- **EXERCISE TASK**:
Can you write out the whole listing exactly?

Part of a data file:
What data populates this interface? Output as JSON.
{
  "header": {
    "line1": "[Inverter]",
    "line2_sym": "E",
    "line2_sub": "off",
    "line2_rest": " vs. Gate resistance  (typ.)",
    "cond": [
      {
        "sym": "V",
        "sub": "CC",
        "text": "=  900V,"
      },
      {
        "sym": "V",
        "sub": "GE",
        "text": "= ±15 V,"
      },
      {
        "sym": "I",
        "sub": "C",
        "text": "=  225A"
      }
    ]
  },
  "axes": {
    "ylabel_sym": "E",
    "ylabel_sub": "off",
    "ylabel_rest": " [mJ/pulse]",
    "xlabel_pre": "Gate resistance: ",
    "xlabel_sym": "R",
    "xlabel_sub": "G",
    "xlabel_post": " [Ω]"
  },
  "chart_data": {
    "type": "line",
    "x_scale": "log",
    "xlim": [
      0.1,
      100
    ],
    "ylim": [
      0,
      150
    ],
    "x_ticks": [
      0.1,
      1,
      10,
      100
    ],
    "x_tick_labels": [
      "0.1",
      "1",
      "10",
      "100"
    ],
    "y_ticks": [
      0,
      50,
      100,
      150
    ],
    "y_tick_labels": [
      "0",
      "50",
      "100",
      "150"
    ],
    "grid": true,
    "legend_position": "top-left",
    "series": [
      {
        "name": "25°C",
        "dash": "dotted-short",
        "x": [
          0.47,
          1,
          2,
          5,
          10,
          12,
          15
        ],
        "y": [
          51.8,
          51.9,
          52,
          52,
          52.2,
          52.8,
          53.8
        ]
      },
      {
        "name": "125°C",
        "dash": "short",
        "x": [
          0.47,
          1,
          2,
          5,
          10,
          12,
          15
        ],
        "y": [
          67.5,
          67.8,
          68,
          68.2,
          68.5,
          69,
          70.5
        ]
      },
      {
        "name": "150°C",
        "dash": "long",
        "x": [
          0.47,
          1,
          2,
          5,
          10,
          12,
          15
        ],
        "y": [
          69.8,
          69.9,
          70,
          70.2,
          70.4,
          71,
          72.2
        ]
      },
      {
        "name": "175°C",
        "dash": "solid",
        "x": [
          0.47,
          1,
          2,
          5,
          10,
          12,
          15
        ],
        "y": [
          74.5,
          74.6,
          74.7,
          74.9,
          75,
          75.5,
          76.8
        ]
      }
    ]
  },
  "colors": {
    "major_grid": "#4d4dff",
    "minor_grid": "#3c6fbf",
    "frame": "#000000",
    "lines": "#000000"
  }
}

- **ANSWER TO THIS PROBLEM**:
What data populates this interface? Output as JSON.
{
  "header": {
    "line1": "[Inverter]",
    "line2_sym": "E",
    "line2_sub": "off",
    "line2_rest": " vs. Gate resistance  (typ.)",
    "cond": [
      {
        "sym": "V",
        "sub": "CC",
        "text": "=  900V,"
      },
      {
        "sym": "V",
        "sub": "GE",
        "text": "= ±15 V,"
      },
      {
        "sym": "I",
        "sub": "C",
        "text": "=  225A"
      }
    ]
  },
  "axes": {
    "ylabel_sym": "E",
    "ylabel_sub": "off",
    "ylabel_rest": " [mJ/pulse]",
    "xlabel_pre": "Gate resistance: ",
    "xlabel_sym": "R",
    "xlabel_sub": "G",
    "xlabel_post": " [Ω]"
  },
  "chart_data": {
    "type": "line",
    "x_scale": "log",
    "xlim": [
      0.1,
      100
    ],
    "ylim": [
      0,
      150
    ],
    "x_ticks": [
      0.1,
      1,
      10,
      100
    ],
    "x_tick_labels": [
      "0.1",
      "1",
      "10",
      "100"
    ],
    "y_ticks": [
      0,
      50,
      100,
      150
    ],
    "y_tick_labels": [
      "0",
      "50",
      "100",
      "150"
    ],
    "grid": true,
    "legend_position": "top-left",
    "series": [
      {
        "name": "25°C",
        "dash": "dotted-short",
        "x": [
          0.47,
          1,
          2,
          5,
          10,
          12,
          15
        ],
        "y": [
          51.8,
          51.9,
          52,
          52,
          52.2,
          52.8,
          53.8
        ]
      },
      {
        "name": "125°C",
        "dash": "short",
        "x": [
          0.47,
          1,
          2,
          5,
          10,
          12,
          15
        ],
        "y": [
          67.5,
          67.8,
          68,
          68.2,
          68.5,
          69,
          70.5
        ]
      },
      {
        "name": "150°C",
        "dash": "long",
        "x": [
          0.47,
          1,
          2,
          5,
          10,
          12,
          15
        ],
        "y": [
          69.8,
          69.9,
          70,
          70.2,
          70.4,
          71,
          72.2
        ]
      },
      {
        "name": "175°C",
        "dash": "solid",
        "x": [
          0.47,
          1,
          2,
          5,
          10,
          12,
          15
        ],
        "y": [
          74.5,
          74.6,
          74.7,
          74.9,
          75,
          75.5,
          76.8
        ]
      }
    ]
  },
  "colors": {
    "major_grid": "#4d4dff",
    "minor_grid": "#3c6fbf",
    "frame": "#000000",
    "lines": "#000000"
  }
}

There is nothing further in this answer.